─── RECORDED INFORMATION ───
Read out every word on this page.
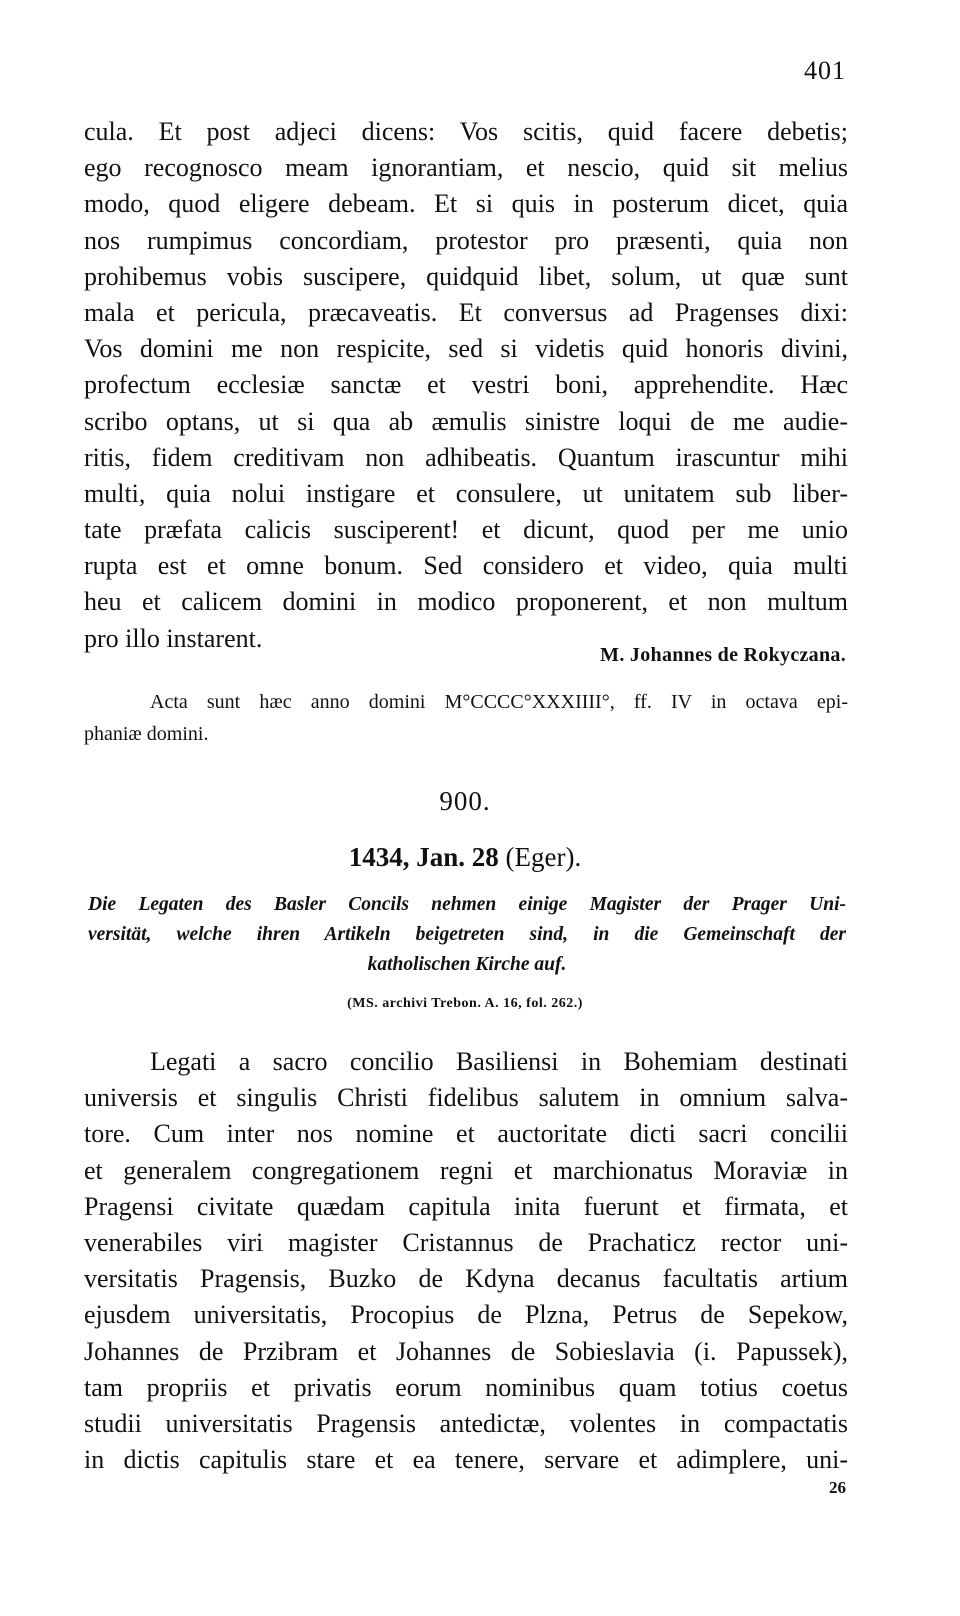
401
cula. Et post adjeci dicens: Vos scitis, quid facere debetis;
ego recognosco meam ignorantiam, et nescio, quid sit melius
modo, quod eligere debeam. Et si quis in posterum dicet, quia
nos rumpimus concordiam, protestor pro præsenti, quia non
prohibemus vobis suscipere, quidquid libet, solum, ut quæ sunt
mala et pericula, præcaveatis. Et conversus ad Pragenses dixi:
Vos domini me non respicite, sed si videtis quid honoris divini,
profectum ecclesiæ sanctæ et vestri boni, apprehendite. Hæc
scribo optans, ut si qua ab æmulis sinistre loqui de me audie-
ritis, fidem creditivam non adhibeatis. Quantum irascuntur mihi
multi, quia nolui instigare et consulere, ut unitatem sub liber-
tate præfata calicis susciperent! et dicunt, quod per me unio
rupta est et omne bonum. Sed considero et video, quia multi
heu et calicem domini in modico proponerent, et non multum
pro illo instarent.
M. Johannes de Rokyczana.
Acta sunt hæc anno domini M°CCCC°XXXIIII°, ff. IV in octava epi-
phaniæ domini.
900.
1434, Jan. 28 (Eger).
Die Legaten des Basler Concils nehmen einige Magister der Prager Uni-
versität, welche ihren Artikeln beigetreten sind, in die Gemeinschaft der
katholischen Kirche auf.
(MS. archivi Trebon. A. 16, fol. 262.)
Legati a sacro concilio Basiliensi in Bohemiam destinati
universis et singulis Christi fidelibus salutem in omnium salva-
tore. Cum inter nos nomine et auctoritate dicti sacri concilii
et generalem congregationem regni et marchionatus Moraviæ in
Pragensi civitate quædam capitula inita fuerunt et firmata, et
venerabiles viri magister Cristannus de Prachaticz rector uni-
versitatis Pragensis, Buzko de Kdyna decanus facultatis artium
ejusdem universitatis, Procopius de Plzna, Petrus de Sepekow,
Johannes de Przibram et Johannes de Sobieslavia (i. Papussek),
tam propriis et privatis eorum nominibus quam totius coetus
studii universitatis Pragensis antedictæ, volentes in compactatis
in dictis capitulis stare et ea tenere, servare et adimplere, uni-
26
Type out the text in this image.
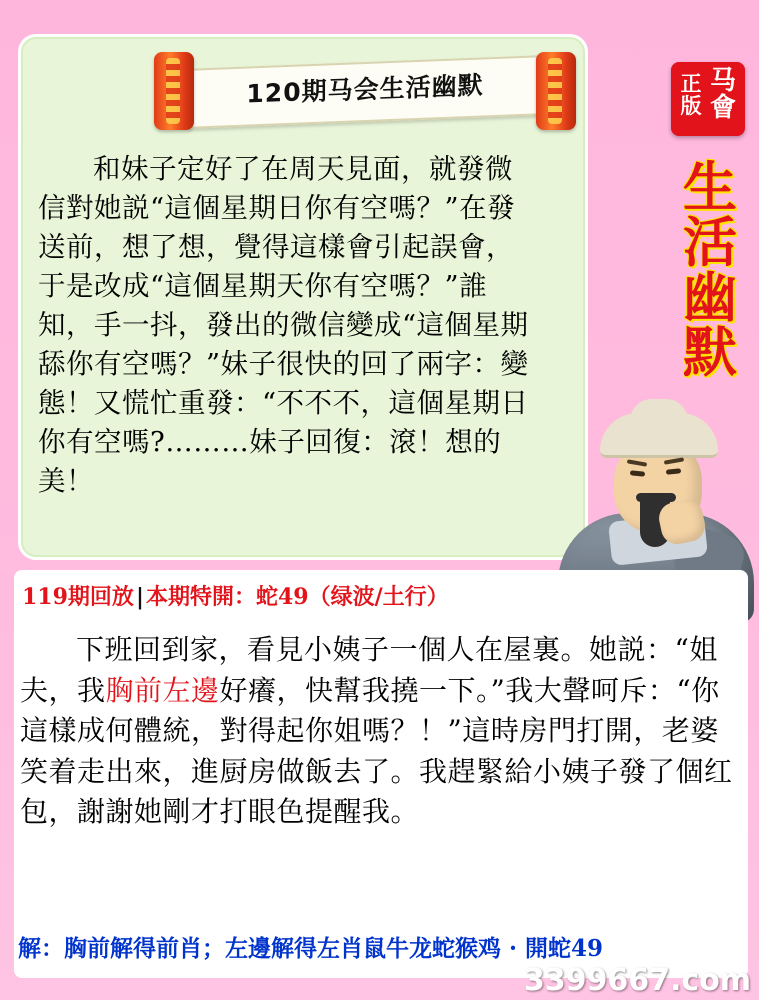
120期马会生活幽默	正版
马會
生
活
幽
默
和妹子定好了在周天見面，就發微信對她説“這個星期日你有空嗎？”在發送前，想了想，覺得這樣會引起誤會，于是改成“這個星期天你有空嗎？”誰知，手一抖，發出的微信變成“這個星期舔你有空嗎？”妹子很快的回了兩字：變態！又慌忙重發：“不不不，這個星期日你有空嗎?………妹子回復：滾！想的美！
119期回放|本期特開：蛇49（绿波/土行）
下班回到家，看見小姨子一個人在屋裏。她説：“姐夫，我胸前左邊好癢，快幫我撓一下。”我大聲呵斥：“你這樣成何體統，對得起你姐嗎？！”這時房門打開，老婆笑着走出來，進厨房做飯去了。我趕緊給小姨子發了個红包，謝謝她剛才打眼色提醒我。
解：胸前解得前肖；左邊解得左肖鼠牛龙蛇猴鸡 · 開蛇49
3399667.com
───
─── RECORDED INFORMATION ───
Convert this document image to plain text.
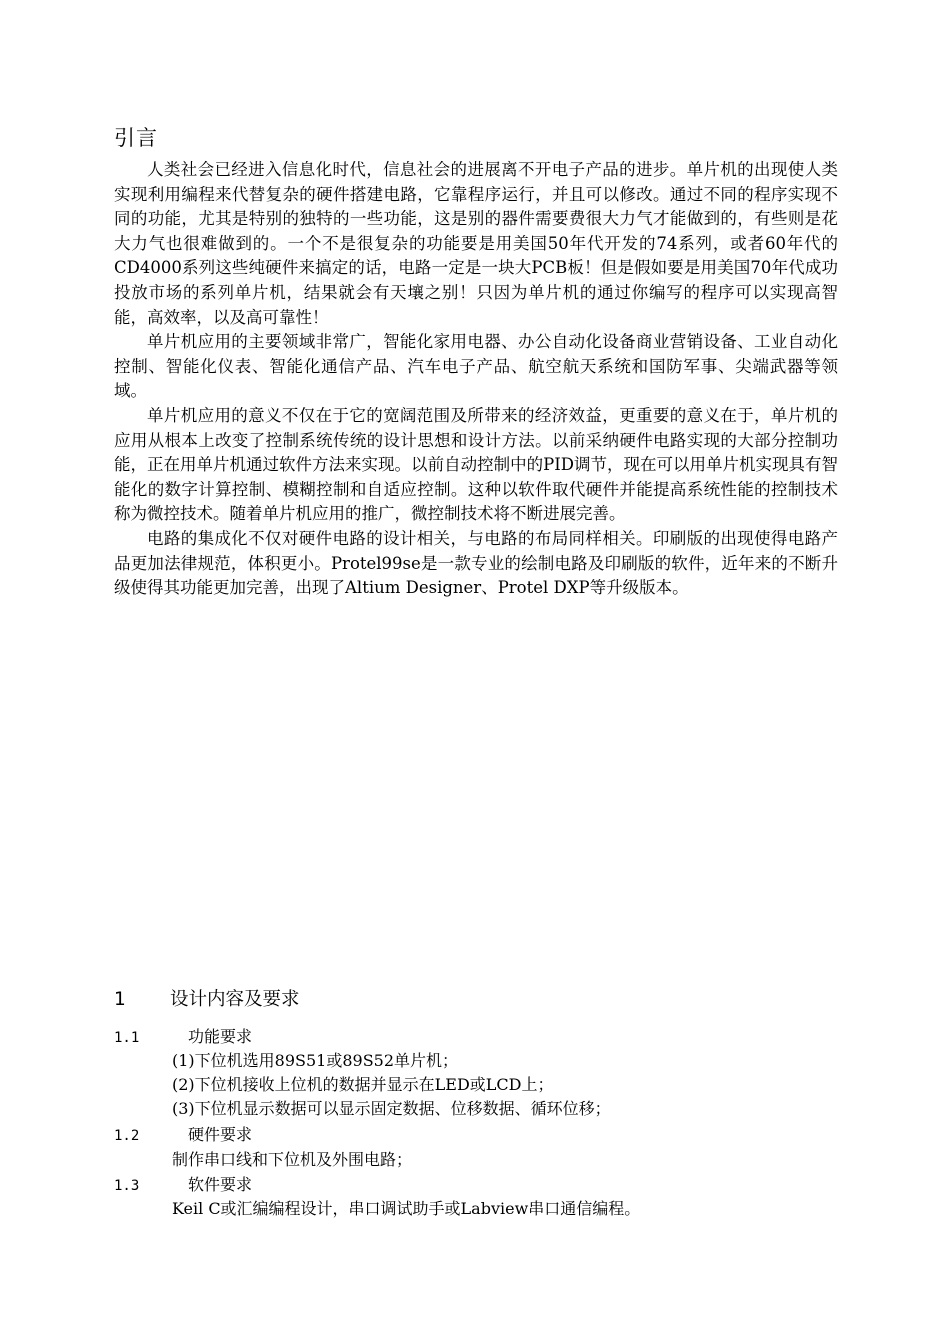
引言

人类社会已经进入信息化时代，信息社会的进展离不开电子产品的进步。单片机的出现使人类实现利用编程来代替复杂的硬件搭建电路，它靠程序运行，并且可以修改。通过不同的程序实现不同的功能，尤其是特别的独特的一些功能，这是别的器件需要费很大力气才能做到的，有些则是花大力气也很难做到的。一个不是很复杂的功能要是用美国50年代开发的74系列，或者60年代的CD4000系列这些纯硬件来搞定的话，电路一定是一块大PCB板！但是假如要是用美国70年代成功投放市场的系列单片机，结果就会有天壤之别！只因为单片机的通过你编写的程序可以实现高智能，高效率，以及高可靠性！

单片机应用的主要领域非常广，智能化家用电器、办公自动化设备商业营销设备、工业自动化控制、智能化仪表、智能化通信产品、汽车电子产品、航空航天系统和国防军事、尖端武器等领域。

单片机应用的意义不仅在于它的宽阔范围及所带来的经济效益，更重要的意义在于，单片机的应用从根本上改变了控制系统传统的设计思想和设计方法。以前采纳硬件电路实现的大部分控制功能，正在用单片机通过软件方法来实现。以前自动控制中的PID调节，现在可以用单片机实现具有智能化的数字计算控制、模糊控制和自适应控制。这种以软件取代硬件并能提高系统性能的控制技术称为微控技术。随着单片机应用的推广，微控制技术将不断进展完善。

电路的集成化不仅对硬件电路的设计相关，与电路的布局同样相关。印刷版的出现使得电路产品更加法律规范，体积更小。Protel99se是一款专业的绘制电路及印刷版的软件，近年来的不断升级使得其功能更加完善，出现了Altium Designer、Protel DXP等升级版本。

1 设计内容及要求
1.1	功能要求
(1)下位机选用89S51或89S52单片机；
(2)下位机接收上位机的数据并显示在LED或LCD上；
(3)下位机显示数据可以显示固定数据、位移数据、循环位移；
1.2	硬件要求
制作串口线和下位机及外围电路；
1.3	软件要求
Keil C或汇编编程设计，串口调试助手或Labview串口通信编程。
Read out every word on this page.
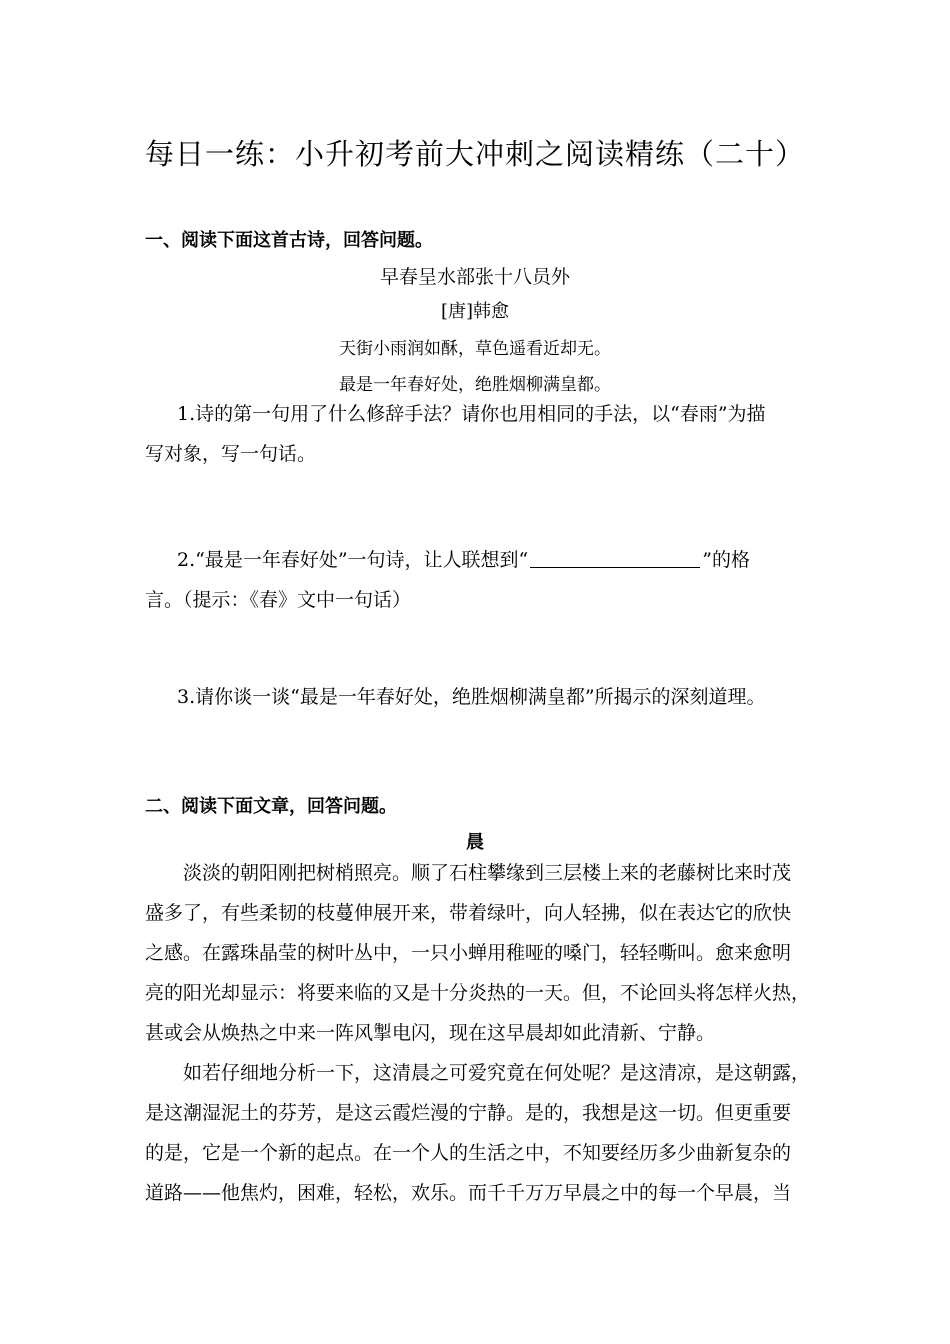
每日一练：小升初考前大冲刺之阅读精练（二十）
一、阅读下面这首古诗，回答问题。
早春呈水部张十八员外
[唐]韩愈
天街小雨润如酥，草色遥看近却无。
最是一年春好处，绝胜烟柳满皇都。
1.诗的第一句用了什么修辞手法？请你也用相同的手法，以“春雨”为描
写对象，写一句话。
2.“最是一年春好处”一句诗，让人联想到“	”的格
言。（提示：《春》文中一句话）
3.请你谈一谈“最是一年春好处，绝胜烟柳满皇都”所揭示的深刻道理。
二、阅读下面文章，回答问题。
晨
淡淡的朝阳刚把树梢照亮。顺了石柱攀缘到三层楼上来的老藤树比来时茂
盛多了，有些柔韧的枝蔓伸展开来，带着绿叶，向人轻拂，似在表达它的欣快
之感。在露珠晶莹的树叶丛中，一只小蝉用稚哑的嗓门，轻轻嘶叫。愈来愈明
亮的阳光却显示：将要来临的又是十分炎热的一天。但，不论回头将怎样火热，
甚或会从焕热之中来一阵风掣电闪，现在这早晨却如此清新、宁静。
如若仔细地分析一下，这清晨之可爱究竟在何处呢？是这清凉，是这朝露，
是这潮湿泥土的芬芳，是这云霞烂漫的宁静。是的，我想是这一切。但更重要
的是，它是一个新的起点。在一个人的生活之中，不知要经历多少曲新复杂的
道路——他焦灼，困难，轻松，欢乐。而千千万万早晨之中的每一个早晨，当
───
> [STATED TASK]: Copy out each line that contains the word "Johannes".

> [RESULT]:
M. Johannes de Rokyczana.
Johannes de Przibram et Johannes de Sobieslavia (i. Papussek),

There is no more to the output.